GIVEN TASK: Every line of the material that follows must be printed again exactly.
[BEGIN]
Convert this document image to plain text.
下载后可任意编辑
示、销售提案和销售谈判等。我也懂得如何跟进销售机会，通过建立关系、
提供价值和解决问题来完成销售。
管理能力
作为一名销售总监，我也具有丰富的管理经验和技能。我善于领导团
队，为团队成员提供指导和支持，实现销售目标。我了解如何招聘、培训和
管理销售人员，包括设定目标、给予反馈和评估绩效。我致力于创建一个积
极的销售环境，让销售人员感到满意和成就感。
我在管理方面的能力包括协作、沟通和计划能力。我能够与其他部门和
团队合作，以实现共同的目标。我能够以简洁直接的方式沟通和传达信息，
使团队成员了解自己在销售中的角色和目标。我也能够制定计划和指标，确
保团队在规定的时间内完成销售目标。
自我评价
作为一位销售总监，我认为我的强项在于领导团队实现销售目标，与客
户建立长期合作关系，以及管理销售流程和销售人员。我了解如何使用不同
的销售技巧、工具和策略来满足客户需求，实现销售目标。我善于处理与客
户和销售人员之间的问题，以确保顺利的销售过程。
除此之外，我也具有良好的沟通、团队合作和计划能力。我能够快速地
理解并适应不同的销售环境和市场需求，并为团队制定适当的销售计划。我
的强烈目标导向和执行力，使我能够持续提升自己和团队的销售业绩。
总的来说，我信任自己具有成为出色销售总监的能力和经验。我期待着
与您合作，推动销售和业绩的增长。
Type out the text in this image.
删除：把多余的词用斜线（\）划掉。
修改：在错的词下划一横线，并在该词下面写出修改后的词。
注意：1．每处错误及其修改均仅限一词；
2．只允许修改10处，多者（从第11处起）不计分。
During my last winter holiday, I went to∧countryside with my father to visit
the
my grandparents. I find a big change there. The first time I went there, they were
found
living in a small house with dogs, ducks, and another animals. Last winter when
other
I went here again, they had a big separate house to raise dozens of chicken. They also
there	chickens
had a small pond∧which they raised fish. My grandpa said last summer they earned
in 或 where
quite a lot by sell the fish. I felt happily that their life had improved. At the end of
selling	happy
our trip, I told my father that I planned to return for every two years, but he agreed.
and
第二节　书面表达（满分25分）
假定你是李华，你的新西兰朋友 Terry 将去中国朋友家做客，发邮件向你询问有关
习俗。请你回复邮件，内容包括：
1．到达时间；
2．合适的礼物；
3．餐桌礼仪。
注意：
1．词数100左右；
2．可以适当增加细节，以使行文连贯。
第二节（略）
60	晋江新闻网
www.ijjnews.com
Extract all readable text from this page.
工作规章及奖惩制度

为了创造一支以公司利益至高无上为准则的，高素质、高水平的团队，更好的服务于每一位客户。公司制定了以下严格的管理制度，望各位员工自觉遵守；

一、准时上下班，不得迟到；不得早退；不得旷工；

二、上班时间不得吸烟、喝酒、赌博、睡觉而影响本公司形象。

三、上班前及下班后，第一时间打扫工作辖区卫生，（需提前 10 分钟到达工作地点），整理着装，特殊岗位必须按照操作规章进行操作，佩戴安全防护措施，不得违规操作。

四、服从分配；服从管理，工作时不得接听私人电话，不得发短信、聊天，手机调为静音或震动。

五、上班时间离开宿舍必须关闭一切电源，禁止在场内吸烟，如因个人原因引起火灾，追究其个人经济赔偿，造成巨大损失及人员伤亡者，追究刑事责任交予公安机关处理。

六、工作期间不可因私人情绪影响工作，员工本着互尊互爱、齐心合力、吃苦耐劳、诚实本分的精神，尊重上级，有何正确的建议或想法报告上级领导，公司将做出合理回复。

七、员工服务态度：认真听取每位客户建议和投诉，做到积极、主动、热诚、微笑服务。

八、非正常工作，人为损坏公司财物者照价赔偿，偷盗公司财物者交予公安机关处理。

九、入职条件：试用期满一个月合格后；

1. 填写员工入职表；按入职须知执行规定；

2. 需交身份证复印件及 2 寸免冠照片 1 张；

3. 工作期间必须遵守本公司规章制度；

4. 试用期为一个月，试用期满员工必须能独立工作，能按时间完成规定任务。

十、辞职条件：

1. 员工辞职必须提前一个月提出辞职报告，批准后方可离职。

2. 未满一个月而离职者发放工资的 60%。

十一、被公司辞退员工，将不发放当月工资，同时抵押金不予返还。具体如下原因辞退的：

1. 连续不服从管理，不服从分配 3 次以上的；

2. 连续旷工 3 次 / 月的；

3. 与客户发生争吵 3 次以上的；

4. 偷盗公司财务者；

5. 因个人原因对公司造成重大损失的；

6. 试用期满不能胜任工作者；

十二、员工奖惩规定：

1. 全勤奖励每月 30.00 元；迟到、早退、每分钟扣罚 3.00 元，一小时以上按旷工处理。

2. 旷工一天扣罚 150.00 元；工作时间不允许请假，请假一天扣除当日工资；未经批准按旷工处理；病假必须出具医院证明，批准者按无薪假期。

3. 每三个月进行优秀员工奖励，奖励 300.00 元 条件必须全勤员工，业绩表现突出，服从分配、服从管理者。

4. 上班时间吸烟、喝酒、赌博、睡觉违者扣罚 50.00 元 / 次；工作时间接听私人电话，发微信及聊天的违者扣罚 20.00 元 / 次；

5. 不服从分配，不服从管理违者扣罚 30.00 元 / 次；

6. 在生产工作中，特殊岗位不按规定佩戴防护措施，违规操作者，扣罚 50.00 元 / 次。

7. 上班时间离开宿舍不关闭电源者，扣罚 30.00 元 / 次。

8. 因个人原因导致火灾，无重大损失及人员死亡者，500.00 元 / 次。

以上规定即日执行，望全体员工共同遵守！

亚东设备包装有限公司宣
[END]
SOLUTION TO THIS PROBLEM:
Convert this document image to plain text.
下载后可任意编辑
示、销售提案和销售谈判等。我也懂得如何跟进销售机会，通过建立关系、
提供价值和解决问题来完成销售。
管理能力
作为一名销售总监，我也具有丰富的管理经验和技能。我善于领导团
队，为团队成员提供指导和支持，实现销售目标。我了解如何招聘、培训和
管理销售人员，包括设定目标、给予反馈和评估绩效。我致力于创建一个积
极的销售环境，让销售人员感到满意和成就感。
我在管理方面的能力包括协作、沟通和计划能力。我能够与其他部门和
团队合作，以实现共同的目标。我能够以简洁直接的方式沟通和传达信息，
使团队成员了解自己在销售中的角色和目标。我也能够制定计划和指标，确
保团队在规定的时间内完成销售目标。
自我评价
作为一位销售总监，我认为我的强项在于领导团队实现销售目标，与客
户建立长期合作关系，以及管理销售流程和销售人员。我了解如何使用不同
的销售技巧、工具和策略来满足客户需求，实现销售目标。我善于处理与客
户和销售人员之间的问题，以确保顺利的销售过程。
除此之外，我也具有良好的沟通、团队合作和计划能力。我能够快速地
理解并适应不同的销售环境和市场需求，并为团队制定适当的销售计划。我
的强烈目标导向和执行力，使我能够持续提升自己和团队的销售业绩。
总的来说，我信任自己具有成为出色销售总监的能力和经验。我期待着
与您合作，推动销售和业绩的增长。
Type out the text in this image.
删除：把多余的词用斜线（\）划掉。
修改：在错的词下划一横线，并在该词下面写出修改后的词。
注意：1．每处错误及其修改均仅限一词；
2．只允许修改10处，多者（从第11处起）不计分。
During my last winter holiday, I went to∧countryside with my father to visit
the
my grandparents. I find a big change there. The first time I went there, they were
found
living in a small house with dogs, ducks, and another animals. Last winter when
other
I went here again, they had a big separate house to raise dozens of chicken. They also
there	chickens
had a small pond∧which they raised fish. My grandpa said last summer they earned
in 或 where
quite a lot by sell the fish. I felt happily that their life had improved. At the end of
selling	happy
our trip, I told my father that I planned to return for every two years, but he agreed.
and
第二节　书面表达（满分25分）
假定你是李华，你的新西兰朋友 Terry 将去中国朋友家做客，发邮件向你询问有关
习俗。请你回复邮件，内容包括：
1．到达时间；
2．合适的礼物；
3．餐桌礼仪。
注意：
1．词数100左右；
2．可以适当增加细节，以使行文连贯。
第二节（略）
60	晋江新闻网
www.ijjnews.com
Extract all readable text from this page.
工作规章及奖惩制度

为了创造一支以公司利益至高无上为准则的，高素质、高水平的团队，更好的服务于每一位客户。公司制定了以下严格的管理制度，望各位员工自觉遵守；

一、准时上下班，不得迟到；不得早退；不得旷工；

二、上班时间不得吸烟、喝酒、赌博、睡觉而影响本公司形象。

三、上班前及下班后，第一时间打扫工作辖区卫生，（需提前 10 分钟到达工作地点），整理着装，特殊岗位必须按照操作规章进行操作，佩戴安全防护措施，不得违规操作。

四、服从分配；服从管理，工作时不得接听私人电话，不得发短信、聊天，手机调为静音或震动。

五、上班时间离开宿舍必须关闭一切电源，禁止在场内吸烟，如因个人原因引起火灾，追究其个人经济赔偿，造成巨大损失及人员伤亡者，追究刑事责任交予公安机关处理。

六、工作期间不可因私人情绪影响工作，员工本着互尊互爱、齐心合力、吃苦耐劳、诚实本分的精神，尊重上级，有何正确的建议或想法报告上级领导，公司将做出合理回复。

七、员工服务态度：认真听取每位客户建议和投诉，做到积极、主动、热诚、微笑服务。

八、非正常工作，人为损坏公司财物者照价赔偿，偷盗公司财物者交予公安机关处理。

九、入职条件：试用期满一个月合格后；

1. 填写员工入职表；按入职须知执行规定；

2. 需交身份证复印件及 2 寸免冠照片 1 张；

3. 工作期间必须遵守本公司规章制度；

4. 试用期为一个月，试用期满员工必须能独立工作，能按时间完成规定任务。

十、辞职条件：

1. 员工辞职必须提前一个月提出辞职报告，批准后方可离职。

2. 未满一个月而离职者发放工资的 60%。

十一、被公司辞退员工，将不发放当月工资，同时抵押金不予返还。具体如下原因辞退的：

1. 连续不服从管理，不服从分配 3 次以上的；

2. 连续旷工 3 次 / 月的；

3. 与客户发生争吵 3 次以上的；

4. 偷盗公司财务者；

5. 因个人原因对公司造成重大损失的；

6. 试用期满不能胜任工作者；

十二、员工奖惩规定：

1. 全勤奖励每月 30.00 元；迟到、早退、每分钟扣罚 3.00 元，一小时以上按旷工处理。

2. 旷工一天扣罚 150.00 元；工作时间不允许请假，请假一天扣除当日工资；未经批准按旷工处理；病假必须出具医院证明，批准者按无薪假期。

3. 每三个月进行优秀员工奖励，奖励 300.00 元 条件必须全勤员工，业绩表现突出，服从分配、服从管理者。

4. 上班时间吸烟、喝酒、赌博、睡觉违者扣罚 50.00 元 / 次；工作时间接听私人电话，发微信及聊天的违者扣罚 20.00 元 / 次；

5. 不服从分配，不服从管理违者扣罚 30.00 元 / 次；

6. 在生产工作中，特殊岗位不按规定佩戴防护措施，违规操作者，扣罚 50.00 元 / 次。

7. 上班时间离开宿舍不关闭电源者，扣罚 30.00 元 / 次。

8. 因个人原因导致火灾，无重大损失及人员死亡者，500.00 元 / 次。

以上规定即日执行，望全体员工共同遵守！

亚东设备包装有限公司宣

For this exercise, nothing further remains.